■ **EXERCISE**: Below are some entries; can you quote all of them exactly?

··· DATASET EXCERPTS ···

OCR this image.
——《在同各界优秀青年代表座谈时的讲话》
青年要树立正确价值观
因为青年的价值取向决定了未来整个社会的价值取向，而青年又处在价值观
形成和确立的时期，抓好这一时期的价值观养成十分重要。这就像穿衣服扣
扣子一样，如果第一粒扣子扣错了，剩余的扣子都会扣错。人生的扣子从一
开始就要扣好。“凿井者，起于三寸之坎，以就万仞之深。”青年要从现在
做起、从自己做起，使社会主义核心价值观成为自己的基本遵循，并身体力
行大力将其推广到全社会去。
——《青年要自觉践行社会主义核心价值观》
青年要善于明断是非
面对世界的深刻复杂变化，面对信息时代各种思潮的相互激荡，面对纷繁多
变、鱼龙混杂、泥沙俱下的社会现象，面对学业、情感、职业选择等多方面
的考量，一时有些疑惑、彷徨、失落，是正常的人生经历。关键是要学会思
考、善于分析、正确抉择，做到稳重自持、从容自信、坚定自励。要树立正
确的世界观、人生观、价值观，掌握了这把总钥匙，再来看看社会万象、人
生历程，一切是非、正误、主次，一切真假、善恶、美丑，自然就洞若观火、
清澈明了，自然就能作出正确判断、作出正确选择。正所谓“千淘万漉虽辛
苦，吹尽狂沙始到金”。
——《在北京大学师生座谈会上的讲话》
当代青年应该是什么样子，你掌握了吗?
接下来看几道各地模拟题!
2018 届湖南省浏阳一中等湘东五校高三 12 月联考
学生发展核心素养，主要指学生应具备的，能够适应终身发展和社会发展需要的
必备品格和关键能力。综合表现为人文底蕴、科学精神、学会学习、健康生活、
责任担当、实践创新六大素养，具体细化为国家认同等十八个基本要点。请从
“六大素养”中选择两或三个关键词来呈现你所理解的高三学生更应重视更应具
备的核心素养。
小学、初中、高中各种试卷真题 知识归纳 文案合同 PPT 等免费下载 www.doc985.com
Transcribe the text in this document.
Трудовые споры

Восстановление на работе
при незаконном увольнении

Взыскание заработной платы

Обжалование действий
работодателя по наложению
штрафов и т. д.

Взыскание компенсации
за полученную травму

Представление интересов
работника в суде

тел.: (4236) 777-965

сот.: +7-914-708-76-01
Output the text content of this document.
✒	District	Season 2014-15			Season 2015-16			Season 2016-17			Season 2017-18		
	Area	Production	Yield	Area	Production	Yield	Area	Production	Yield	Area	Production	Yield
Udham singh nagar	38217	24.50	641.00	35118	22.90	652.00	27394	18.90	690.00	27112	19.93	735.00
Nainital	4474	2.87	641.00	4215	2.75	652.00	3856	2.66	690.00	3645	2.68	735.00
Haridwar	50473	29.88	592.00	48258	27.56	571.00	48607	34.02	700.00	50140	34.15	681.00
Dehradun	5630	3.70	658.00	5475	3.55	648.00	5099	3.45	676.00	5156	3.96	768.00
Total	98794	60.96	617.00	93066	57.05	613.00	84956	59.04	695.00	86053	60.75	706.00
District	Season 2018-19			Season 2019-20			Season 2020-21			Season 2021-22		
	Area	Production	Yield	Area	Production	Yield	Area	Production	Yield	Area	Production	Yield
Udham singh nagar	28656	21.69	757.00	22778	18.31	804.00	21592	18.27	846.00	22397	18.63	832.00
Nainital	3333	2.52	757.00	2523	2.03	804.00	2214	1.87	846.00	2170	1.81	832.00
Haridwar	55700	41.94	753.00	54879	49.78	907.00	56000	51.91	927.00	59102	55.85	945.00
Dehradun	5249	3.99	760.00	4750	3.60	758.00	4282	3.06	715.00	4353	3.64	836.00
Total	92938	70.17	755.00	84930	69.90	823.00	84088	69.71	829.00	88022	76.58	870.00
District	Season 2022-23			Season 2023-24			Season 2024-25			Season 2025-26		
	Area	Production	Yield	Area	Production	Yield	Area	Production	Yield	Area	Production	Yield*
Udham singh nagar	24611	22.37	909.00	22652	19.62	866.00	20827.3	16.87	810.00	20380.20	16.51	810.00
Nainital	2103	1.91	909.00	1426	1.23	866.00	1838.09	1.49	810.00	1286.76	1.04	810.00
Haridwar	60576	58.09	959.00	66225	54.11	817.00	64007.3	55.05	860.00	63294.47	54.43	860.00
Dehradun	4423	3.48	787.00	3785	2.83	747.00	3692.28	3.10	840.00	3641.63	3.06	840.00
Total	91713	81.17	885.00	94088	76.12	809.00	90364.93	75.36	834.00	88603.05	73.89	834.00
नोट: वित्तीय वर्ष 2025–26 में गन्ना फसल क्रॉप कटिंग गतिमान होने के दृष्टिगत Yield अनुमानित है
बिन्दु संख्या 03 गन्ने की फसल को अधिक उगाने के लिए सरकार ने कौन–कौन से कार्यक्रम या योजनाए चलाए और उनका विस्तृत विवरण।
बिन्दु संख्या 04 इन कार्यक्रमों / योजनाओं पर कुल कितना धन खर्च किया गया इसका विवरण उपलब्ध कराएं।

···

■ **ANSWER TO THE TASK**:
OCR this image.
——《在同各界优秀青年代表座谈时的讲话》
青年要树立正确价值观
因为青年的价值取向决定了未来整个社会的价值取向，而青年又处在价值观
形成和确立的时期，抓好这一时期的价值观养成十分重要。这就像穿衣服扣
扣子一样，如果第一粒扣子扣错了，剩余的扣子都会扣错。人生的扣子从一
开始就要扣好。“凿井者，起于三寸之坎，以就万仞之深。”青年要从现在
做起、从自己做起，使社会主义核心价值观成为自己的基本遵循，并身体力
行大力将其推广到全社会去。
——《青年要自觉践行社会主义核心价值观》
青年要善于明断是非
面对世界的深刻复杂变化，面对信息时代各种思潮的相互激荡，面对纷繁多
变、鱼龙混杂、泥沙俱下的社会现象，面对学业、情感、职业选择等多方面
的考量，一时有些疑惑、彷徨、失落，是正常的人生经历。关键是要学会思
考、善于分析、正确抉择，做到稳重自持、从容自信、坚定自励。要树立正
确的世界观、人生观、价值观，掌握了这把总钥匙，再来看看社会万象、人
生历程，一切是非、正误、主次，一切真假、善恶、美丑，自然就洞若观火、
清澈明了，自然就能作出正确判断、作出正确选择。正所谓“千淘万漉虽辛
苦，吹尽狂沙始到金”。
——《在北京大学师生座谈会上的讲话》
当代青年应该是什么样子，你掌握了吗?
接下来看几道各地模拟题!
2018 届湖南省浏阳一中等湘东五校高三 12 月联考
学生发展核心素养，主要指学生应具备的，能够适应终身发展和社会发展需要的
必备品格和关键能力。综合表现为人文底蕴、科学精神、学会学习、健康生活、
责任担当、实践创新六大素养，具体细化为国家认同等十八个基本要点。请从
“六大素养”中选择两或三个关键词来呈现你所理解的高三学生更应重视更应具
备的核心素养。
小学、初中、高中各种试卷真题 知识归纳 文案合同 PPT 等免费下载 www.doc985.com
Transcribe the text in this document.
Трудовые споры

Восстановление на работе
при незаконном увольнении

Взыскание заработной платы

Обжалование действий
работодателя по наложению
штрафов и т. д.

Взыскание компенсации
за полученную травму

Представление интересов
работника в суде

тел.: (4236) 777-965

сот.: +7-914-708-76-01
Output the text content of this document.
✒	District	Season 2014-15			Season 2015-16			Season 2016-17			Season 2017-18		
	Area	Production	Yield	Area	Production	Yield	Area	Production	Yield	Area	Production	Yield
Udham singh nagar	38217	24.50	641.00	35118	22.90	652.00	27394	18.90	690.00	27112	19.93	735.00
Nainital	4474	2.87	641.00	4215	2.75	652.00	3856	2.66	690.00	3645	2.68	735.00
Haridwar	50473	29.88	592.00	48258	27.56	571.00	48607	34.02	700.00	50140	34.15	681.00
Dehradun	5630	3.70	658.00	5475	3.55	648.00	5099	3.45	676.00	5156	3.96	768.00
Total	98794	60.96	617.00	93066	57.05	613.00	84956	59.04	695.00	86053	60.75	706.00
District	Season 2018-19			Season 2019-20			Season 2020-21			Season 2021-22		
	Area	Production	Yield	Area	Production	Yield	Area	Production	Yield	Area	Production	Yield
Udham singh nagar	28656	21.69	757.00	22778	18.31	804.00	21592	18.27	846.00	22397	18.63	832.00
Nainital	3333	2.52	757.00	2523	2.03	804.00	2214	1.87	846.00	2170	1.81	832.00
Haridwar	55700	41.94	753.00	54879	49.78	907.00	56000	51.91	927.00	59102	55.85	945.00
Dehradun	5249	3.99	760.00	4750	3.60	758.00	4282	3.06	715.00	4353	3.64	836.00
Total	92938	70.17	755.00	84930	69.90	823.00	84088	69.71	829.00	88022	76.58	870.00
District	Season 2022-23			Season 2023-24			Season 2024-25			Season 2025-26		
	Area	Production	Yield	Area	Production	Yield	Area	Production	Yield	Area	Production	Yield*
Udham singh nagar	24611	22.37	909.00	22652	19.62	866.00	20827.3	16.87	810.00	20380.20	16.51	810.00
Nainital	2103	1.91	909.00	1426	1.23	866.00	1838.09	1.49	810.00	1286.76	1.04	810.00
Haridwar	60576	58.09	959.00	66225	54.11	817.00	64007.3	55.05	860.00	63294.47	54.43	860.00
Dehradun	4423	3.48	787.00	3785	2.83	747.00	3692.28	3.10	840.00	3641.63	3.06	840.00
Total	91713	81.17	885.00	94088	76.12	809.00	90364.93	75.36	834.00	88603.05	73.89	834.00
नोट: वित्तीय वर्ष 2025–26 में गन्ना फसल क्रॉप कटिंग गतिमान होने के दृष्टिगत Yield अनुमानित है
बिन्दु संख्या 03 गन्ने की फसल को अधिक उगाने के लिए सरकार ने कौन–कौन से कार्यक्रम या योजनाए चलाए और उनका विस्तृत विवरण।
बिन्दु संख्या 04 इन कार्यक्रमों / योजनाओं पर कुल कितना धन खर्च किया गया इसका विवरण उपलब्ध कराएं।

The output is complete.